L’épidémie de COVID-19 n’a pas aidé ici. La plupart des gouvernements africains ont cependant réagi au choc économique en augmentant les dépenses gouvernementales l’année dernière, mais le ralentissement économique et la baisse de recettes liés à la pandémie engendrent des déficits importants et des dettes hors de contrôle dans beaucoup de pays.

La Directrice exécutive de l’ONUSIDA, Winnie Byanyima, a souligné l’importance de se concentrer sur ces défis en repensant et en réformant les systèmes de santé dans leur ensemble. Tout comme d’autres participantes et participants, elle a encouragé les pays à utiliser plus efficacement des fonds qui se raréfient et à veiller à ce que des ressources supplémentaires soient consacrées à la santé. « Une population en bonne santé est synonyme d’une économie saine », a-t-elle déclaré.  Elle a également appelé à accorder de toute urgence plus de latitude aux services dirigés par les communautés.

• _Travail à faire_
- 1) D'après l'extrait, qui est la Directrice exécutive de l'ONUSIDA ?
- 2) Recopiez fidèlement tout le passage de l'extrait qui va de « L’épidémie de COVID-19 » jusqu'à « beaucoup de pays. ».
Les lignes qui suivent proviennent d'une autre source que l'extrait.

• _Données fournies_

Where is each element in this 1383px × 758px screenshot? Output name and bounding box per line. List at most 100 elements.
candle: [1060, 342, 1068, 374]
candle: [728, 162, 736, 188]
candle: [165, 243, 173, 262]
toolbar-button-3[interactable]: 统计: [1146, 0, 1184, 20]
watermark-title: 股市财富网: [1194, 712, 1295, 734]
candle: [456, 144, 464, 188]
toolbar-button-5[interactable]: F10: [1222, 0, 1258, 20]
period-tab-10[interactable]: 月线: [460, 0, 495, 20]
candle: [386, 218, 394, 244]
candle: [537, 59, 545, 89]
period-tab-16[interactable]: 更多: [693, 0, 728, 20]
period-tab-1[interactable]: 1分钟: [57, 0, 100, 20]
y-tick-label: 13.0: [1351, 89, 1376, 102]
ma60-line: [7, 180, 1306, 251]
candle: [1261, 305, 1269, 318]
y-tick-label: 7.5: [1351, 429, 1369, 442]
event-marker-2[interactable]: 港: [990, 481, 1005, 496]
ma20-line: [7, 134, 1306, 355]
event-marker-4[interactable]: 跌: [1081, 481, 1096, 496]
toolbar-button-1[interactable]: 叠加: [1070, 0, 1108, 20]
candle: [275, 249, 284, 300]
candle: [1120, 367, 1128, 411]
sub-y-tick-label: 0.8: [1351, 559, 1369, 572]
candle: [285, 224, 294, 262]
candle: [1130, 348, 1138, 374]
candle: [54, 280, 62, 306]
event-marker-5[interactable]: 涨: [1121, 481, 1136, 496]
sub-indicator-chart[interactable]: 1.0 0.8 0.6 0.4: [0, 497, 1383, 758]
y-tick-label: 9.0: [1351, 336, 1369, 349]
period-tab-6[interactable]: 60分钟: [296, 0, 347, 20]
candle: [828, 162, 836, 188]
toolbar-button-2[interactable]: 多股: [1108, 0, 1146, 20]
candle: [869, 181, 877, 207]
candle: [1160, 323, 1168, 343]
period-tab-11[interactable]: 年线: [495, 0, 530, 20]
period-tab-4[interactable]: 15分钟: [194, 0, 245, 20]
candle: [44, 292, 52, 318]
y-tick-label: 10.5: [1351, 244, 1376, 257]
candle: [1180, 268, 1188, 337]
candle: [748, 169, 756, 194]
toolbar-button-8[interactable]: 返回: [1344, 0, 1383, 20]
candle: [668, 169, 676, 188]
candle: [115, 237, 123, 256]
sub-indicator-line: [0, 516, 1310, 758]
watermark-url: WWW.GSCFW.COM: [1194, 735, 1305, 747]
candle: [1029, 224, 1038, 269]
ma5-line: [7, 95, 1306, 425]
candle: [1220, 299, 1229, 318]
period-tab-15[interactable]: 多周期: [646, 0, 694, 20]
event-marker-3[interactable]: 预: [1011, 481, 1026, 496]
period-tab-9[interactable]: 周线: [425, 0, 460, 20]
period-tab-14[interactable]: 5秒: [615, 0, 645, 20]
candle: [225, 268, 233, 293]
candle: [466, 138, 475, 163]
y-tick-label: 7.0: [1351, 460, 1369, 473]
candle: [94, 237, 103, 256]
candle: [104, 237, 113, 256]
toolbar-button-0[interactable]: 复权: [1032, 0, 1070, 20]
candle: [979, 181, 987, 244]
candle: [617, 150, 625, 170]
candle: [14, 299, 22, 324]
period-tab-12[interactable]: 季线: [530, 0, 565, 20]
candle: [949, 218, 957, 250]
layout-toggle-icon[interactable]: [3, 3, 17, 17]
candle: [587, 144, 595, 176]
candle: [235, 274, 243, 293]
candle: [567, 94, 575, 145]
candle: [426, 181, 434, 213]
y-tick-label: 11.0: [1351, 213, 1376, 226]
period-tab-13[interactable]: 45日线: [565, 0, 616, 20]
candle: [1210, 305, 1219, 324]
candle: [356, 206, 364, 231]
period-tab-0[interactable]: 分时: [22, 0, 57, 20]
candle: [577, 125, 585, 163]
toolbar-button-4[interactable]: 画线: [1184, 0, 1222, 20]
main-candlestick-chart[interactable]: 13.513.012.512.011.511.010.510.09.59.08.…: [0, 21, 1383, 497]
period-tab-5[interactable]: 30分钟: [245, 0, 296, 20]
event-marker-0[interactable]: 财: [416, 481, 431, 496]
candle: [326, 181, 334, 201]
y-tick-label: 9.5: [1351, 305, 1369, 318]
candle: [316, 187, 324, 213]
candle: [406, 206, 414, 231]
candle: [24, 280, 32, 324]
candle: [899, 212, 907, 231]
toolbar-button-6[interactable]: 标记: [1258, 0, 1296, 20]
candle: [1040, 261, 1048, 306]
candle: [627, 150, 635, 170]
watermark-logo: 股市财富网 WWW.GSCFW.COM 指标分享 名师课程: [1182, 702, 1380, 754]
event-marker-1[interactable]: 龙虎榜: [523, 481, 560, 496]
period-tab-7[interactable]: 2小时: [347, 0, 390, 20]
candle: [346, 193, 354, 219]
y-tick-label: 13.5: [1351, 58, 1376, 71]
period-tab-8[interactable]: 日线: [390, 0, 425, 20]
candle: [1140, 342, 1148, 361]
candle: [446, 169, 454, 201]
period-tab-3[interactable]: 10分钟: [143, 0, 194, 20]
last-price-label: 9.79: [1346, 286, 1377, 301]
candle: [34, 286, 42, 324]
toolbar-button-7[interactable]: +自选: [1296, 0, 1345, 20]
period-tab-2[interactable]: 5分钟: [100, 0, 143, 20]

• _Solutions des exercices_
- 1) Winnie Byanyima.

- 2)
L’épidémie de COVID-19 n’a pas aidé ici. La plupart des gouvernements africains ont cependant réagi au choc économique en augmentant les dépenses gouvernementales l’année dernière, mais le ralentissement économique et la baisse de recettes liés à la pandémie engendrent des déficits importants et des dettes hors de contrôle dans beaucoup de pays.